▸ SHORT PROBLEM: Present every line in which the string "agree" appears.

□ □ □ □ □ □ □

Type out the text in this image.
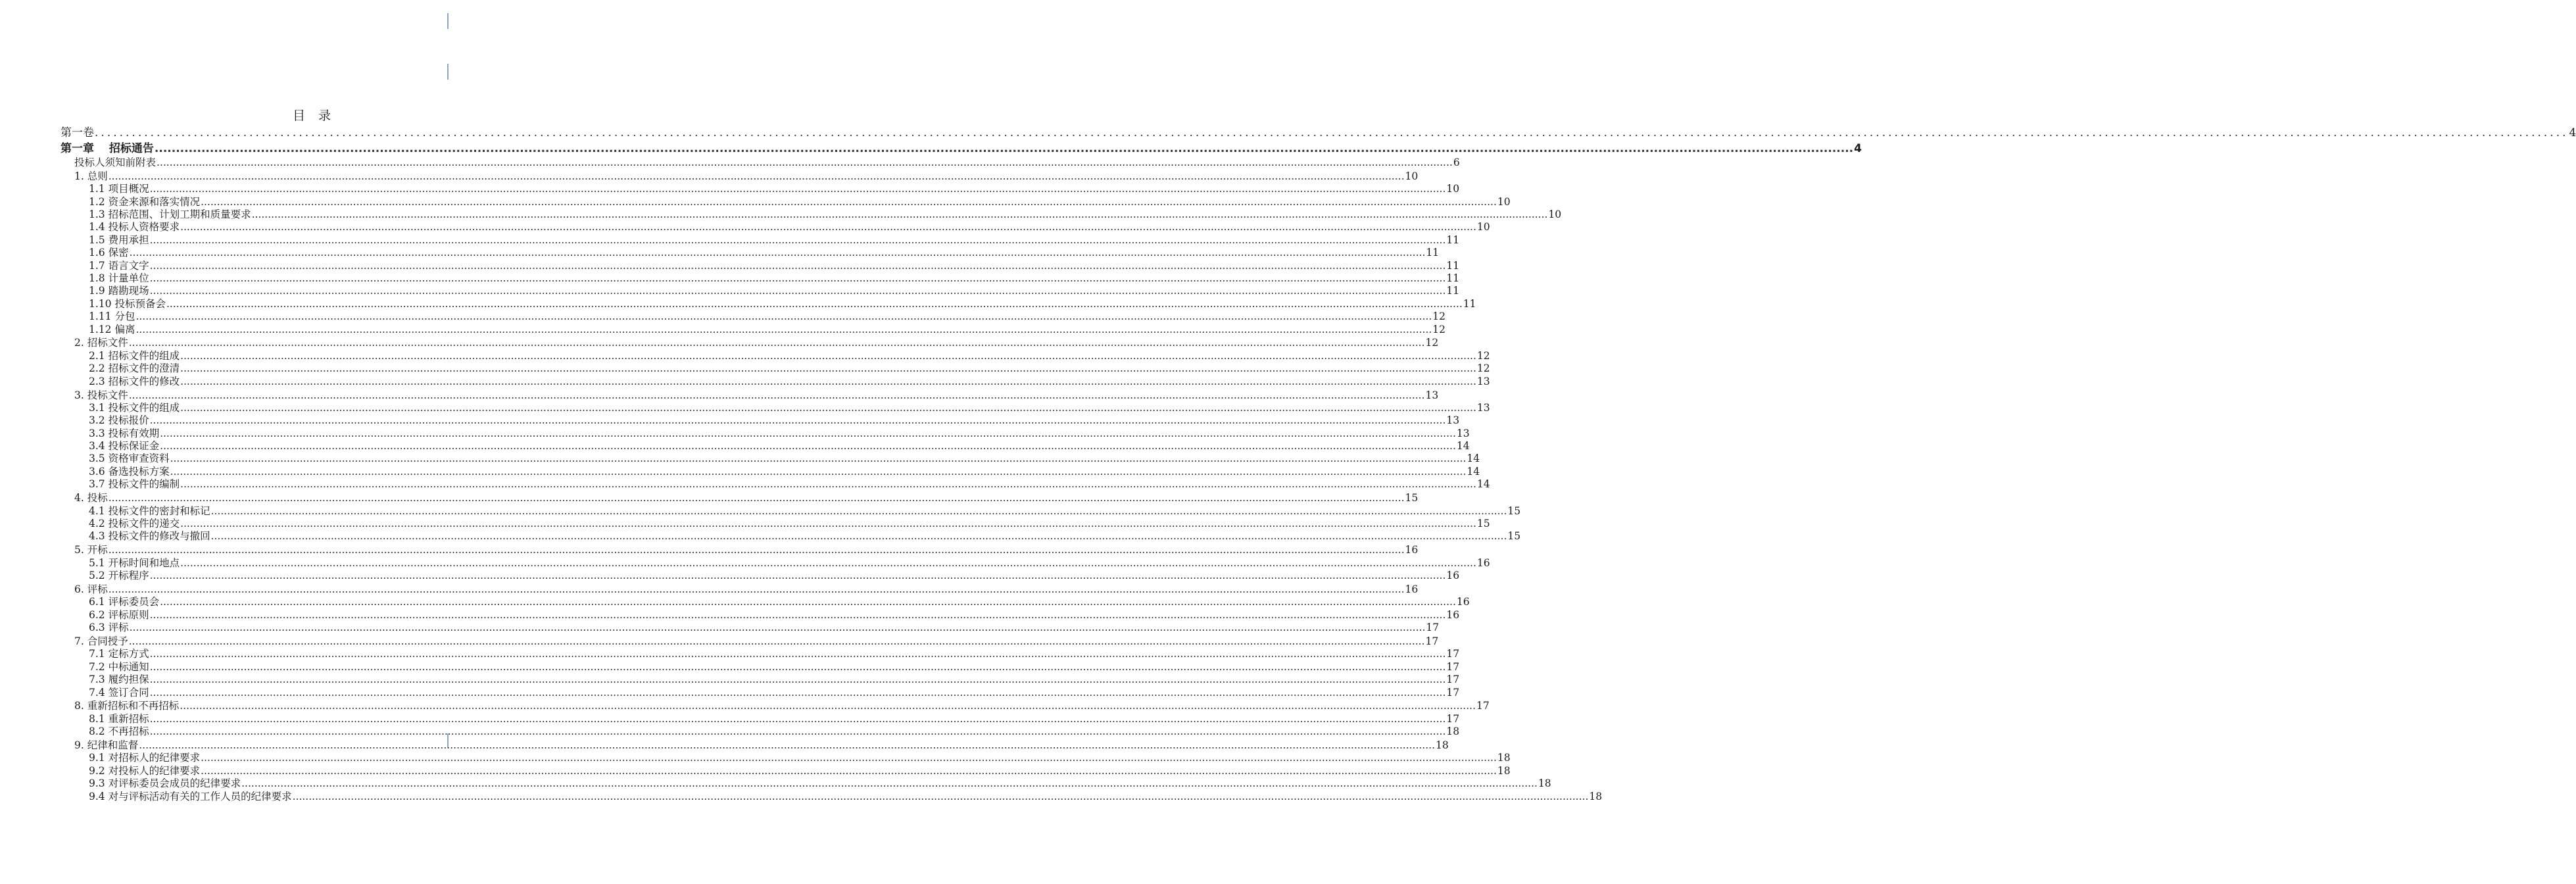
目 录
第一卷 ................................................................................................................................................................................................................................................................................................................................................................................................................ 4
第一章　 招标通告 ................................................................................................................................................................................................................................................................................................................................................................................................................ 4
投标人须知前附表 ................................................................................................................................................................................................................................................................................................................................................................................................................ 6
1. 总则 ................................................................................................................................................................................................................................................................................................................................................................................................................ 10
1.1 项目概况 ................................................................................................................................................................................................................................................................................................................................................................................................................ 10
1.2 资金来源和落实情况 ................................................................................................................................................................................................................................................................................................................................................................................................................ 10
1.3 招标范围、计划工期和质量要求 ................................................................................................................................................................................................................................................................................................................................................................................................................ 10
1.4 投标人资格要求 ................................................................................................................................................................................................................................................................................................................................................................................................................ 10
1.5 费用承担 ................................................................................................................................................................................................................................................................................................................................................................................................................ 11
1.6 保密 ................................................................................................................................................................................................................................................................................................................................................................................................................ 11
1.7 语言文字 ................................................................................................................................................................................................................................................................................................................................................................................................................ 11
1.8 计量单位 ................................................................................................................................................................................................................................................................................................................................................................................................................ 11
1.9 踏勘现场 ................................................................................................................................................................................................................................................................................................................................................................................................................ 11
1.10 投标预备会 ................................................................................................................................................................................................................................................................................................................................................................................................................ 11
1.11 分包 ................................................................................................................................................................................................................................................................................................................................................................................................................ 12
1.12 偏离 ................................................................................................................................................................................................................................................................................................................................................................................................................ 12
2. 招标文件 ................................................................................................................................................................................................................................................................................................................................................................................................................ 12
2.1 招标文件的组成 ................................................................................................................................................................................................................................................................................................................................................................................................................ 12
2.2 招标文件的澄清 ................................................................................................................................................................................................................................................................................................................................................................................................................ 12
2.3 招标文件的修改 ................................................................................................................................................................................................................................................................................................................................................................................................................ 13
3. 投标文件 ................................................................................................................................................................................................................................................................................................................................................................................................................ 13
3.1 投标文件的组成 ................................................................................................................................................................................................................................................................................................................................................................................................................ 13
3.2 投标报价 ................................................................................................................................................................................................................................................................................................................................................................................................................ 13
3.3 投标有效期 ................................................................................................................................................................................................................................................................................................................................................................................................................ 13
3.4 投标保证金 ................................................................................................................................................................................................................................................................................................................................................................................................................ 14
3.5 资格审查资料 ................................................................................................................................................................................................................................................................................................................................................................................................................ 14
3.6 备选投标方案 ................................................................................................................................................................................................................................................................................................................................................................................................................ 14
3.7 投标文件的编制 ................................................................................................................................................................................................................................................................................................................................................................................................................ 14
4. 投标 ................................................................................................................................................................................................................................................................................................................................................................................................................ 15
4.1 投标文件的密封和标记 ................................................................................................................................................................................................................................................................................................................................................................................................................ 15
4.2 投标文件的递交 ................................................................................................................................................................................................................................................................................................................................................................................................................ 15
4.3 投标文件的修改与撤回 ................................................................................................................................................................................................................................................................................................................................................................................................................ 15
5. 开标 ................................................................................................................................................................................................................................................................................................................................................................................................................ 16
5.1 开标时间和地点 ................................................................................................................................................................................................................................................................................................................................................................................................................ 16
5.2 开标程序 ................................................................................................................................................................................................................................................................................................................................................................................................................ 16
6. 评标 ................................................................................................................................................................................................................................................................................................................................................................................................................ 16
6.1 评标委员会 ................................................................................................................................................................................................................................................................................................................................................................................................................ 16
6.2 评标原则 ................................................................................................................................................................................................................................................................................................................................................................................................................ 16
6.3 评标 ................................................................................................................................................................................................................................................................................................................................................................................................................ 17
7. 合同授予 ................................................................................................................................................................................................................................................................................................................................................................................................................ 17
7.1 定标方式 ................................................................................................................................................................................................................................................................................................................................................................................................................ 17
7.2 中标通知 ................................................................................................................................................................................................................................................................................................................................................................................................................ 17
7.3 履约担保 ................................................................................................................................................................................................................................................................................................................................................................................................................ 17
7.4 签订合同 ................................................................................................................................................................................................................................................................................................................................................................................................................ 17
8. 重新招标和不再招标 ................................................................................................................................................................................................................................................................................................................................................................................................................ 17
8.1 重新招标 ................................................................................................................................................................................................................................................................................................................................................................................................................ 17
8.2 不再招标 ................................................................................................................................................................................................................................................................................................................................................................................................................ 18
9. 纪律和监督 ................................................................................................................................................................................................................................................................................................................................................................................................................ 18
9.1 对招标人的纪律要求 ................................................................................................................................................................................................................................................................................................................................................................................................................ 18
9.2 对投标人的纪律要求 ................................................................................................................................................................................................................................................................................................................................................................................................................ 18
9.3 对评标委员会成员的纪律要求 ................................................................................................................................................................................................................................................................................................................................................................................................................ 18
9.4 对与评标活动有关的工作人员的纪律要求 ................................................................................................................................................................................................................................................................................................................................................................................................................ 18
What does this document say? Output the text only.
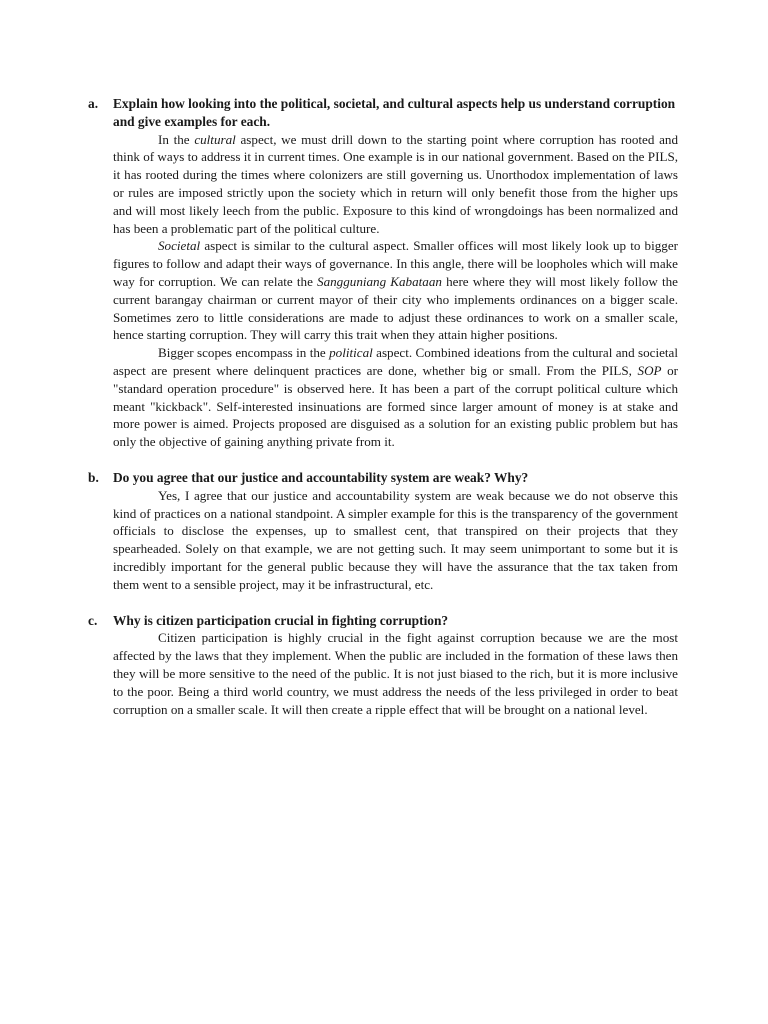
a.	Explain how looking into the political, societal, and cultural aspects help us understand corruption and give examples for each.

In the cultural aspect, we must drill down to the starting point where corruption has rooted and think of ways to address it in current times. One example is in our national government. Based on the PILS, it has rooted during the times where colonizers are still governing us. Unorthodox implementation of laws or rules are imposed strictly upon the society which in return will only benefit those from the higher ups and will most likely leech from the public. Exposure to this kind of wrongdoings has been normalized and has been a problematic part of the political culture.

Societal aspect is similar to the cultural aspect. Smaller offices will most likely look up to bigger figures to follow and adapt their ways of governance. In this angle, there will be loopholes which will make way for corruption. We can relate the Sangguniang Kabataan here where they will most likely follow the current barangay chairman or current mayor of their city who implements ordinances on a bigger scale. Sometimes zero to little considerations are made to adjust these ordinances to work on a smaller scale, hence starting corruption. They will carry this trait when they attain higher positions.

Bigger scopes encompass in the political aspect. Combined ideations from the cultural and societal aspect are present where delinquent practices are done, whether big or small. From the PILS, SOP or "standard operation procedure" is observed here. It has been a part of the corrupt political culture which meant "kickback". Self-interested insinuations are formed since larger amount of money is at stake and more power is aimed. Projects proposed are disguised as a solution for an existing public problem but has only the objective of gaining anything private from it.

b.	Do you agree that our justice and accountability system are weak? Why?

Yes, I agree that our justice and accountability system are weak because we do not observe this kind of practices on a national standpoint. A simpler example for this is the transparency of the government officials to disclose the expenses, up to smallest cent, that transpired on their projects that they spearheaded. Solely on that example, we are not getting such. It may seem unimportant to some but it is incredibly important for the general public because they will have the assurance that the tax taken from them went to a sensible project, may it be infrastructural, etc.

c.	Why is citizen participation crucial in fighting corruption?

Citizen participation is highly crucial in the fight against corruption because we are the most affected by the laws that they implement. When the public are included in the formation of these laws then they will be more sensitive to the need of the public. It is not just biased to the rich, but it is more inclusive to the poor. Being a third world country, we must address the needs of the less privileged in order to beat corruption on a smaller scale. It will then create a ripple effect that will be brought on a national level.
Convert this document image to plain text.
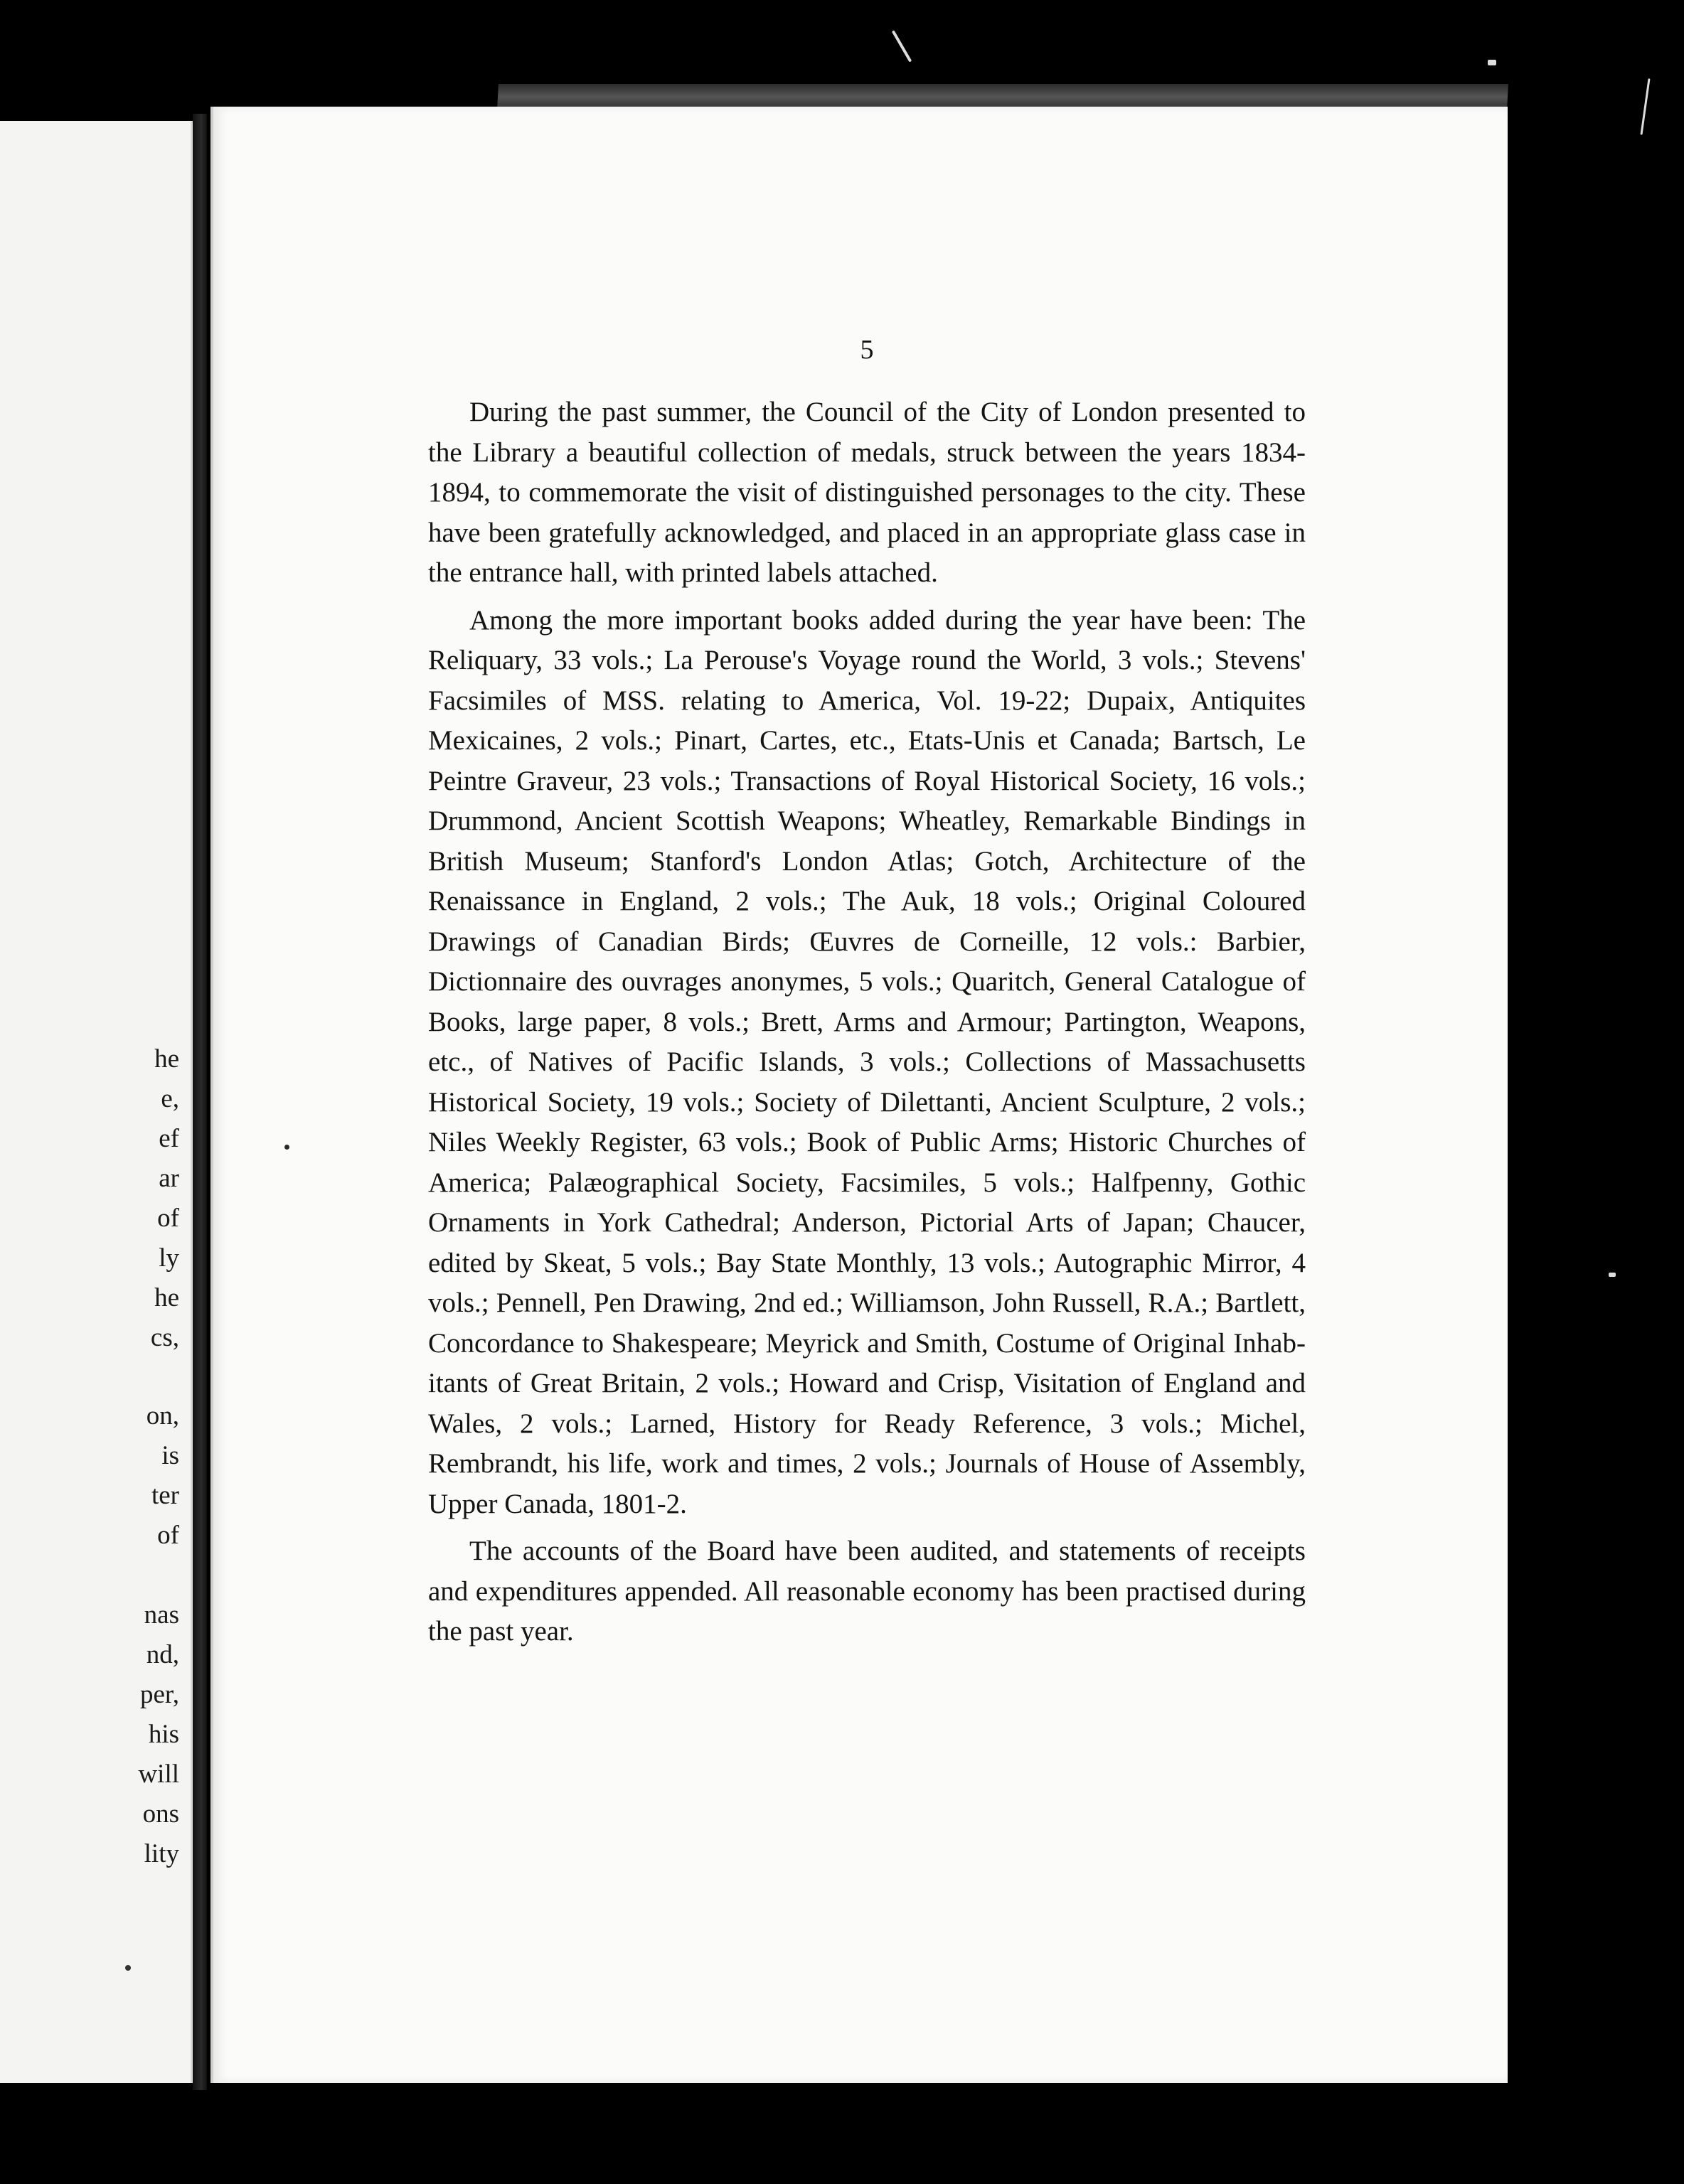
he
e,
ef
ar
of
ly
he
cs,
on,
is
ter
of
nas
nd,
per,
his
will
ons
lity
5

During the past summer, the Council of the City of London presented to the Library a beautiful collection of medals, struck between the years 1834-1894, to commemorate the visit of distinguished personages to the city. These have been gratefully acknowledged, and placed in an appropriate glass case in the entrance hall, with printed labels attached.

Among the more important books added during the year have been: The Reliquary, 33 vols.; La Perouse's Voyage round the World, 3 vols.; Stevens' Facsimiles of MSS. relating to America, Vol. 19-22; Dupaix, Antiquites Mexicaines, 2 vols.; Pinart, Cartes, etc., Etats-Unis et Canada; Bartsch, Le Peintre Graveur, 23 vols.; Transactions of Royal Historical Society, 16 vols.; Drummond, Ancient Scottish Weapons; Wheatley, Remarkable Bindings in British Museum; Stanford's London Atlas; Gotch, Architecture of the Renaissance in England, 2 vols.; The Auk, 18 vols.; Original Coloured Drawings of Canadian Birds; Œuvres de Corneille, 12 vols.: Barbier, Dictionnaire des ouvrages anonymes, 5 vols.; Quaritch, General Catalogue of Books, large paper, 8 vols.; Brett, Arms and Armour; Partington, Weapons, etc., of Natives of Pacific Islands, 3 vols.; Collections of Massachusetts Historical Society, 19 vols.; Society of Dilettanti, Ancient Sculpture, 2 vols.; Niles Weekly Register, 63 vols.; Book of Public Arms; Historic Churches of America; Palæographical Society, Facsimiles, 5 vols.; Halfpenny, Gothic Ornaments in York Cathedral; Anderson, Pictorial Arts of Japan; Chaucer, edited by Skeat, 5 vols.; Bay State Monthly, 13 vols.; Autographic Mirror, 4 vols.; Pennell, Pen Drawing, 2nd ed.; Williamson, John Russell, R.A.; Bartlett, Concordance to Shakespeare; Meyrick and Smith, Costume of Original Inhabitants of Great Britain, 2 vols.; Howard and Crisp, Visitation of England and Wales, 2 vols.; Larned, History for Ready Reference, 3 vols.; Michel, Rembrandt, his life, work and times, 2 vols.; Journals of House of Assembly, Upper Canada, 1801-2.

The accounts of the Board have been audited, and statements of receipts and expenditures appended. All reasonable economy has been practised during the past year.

□ □ □ □ □ □ □

▸ COMPLETE RESPONSE:
b.	Do you agree that our justice and accountability system are weak? Why?
Yes, I agree that our justice and accountability system are weak because we do not observe this kind of practices on a national standpoint. A simpler example for this is the transparency of the government officials to disclose the expenses, up to smallest cent, that transpired on their projects that they spearheaded. Solely on that example, we are not getting such. It may seem unimportant to some but it is incredibly important for the general public because they will have the assurance that the tax taken from them went to a sensible project, may it be infrastructural, etc.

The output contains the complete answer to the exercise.